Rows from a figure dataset
------------------------------------------------------------------------

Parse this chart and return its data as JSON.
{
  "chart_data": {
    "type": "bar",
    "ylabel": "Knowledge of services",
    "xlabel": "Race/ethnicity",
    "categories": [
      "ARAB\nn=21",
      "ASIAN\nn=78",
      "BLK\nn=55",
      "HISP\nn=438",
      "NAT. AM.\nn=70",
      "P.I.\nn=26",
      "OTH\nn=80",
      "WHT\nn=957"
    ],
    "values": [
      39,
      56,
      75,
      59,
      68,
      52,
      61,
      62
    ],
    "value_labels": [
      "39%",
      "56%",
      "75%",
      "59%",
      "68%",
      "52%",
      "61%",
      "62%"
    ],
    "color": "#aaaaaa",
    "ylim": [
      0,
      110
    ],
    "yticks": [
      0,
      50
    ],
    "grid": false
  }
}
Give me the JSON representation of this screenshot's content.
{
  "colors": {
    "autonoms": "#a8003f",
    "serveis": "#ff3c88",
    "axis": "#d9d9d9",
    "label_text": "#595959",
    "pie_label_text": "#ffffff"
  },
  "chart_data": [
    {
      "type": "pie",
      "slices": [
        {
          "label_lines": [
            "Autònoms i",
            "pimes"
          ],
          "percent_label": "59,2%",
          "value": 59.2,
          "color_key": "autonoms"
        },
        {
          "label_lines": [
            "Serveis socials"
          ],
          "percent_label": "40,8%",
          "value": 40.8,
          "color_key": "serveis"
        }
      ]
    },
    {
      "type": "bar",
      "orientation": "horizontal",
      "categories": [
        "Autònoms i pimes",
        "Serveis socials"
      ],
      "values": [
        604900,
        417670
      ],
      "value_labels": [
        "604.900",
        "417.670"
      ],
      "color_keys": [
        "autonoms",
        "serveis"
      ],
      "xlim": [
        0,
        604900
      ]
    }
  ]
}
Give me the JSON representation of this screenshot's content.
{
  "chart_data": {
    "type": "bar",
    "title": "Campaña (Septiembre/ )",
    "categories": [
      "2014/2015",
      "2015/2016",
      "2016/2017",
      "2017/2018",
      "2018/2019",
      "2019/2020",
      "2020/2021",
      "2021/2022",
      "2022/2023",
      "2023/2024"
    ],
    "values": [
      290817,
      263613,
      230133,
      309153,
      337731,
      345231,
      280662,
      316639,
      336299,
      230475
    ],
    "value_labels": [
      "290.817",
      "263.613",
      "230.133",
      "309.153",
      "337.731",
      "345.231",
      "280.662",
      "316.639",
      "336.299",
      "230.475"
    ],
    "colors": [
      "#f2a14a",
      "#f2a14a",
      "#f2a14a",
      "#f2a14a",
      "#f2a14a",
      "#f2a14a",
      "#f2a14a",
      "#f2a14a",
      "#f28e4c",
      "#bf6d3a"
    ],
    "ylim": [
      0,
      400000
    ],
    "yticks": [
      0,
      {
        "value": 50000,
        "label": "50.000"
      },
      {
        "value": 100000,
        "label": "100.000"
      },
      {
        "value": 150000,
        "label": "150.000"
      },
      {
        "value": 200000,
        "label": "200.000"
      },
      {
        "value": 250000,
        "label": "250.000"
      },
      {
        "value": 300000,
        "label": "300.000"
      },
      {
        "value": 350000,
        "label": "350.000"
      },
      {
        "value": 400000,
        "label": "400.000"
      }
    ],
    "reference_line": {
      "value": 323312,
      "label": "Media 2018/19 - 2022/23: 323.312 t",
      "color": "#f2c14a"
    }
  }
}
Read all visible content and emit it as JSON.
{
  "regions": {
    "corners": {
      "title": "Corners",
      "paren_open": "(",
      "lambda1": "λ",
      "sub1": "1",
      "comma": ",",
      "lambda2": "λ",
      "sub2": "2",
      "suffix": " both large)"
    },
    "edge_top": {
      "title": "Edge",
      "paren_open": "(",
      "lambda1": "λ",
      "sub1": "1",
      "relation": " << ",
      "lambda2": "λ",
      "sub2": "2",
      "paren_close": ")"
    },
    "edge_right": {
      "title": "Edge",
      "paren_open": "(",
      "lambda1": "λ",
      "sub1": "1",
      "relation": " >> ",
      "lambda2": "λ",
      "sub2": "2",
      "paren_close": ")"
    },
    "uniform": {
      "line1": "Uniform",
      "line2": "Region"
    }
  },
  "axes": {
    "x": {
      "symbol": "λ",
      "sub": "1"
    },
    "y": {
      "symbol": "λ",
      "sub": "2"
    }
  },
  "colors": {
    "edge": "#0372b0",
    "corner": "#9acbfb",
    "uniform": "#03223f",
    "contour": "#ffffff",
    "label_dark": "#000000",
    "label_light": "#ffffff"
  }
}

------------------------------------------------------------------------

Copy each line that contains the word "JSON".

Parse this chart and return its data as JSON.
Give me the JSON representation of this screenshot's content.
Give me the JSON representation of this screenshot's content.
Read all visible content and emit it as JSON.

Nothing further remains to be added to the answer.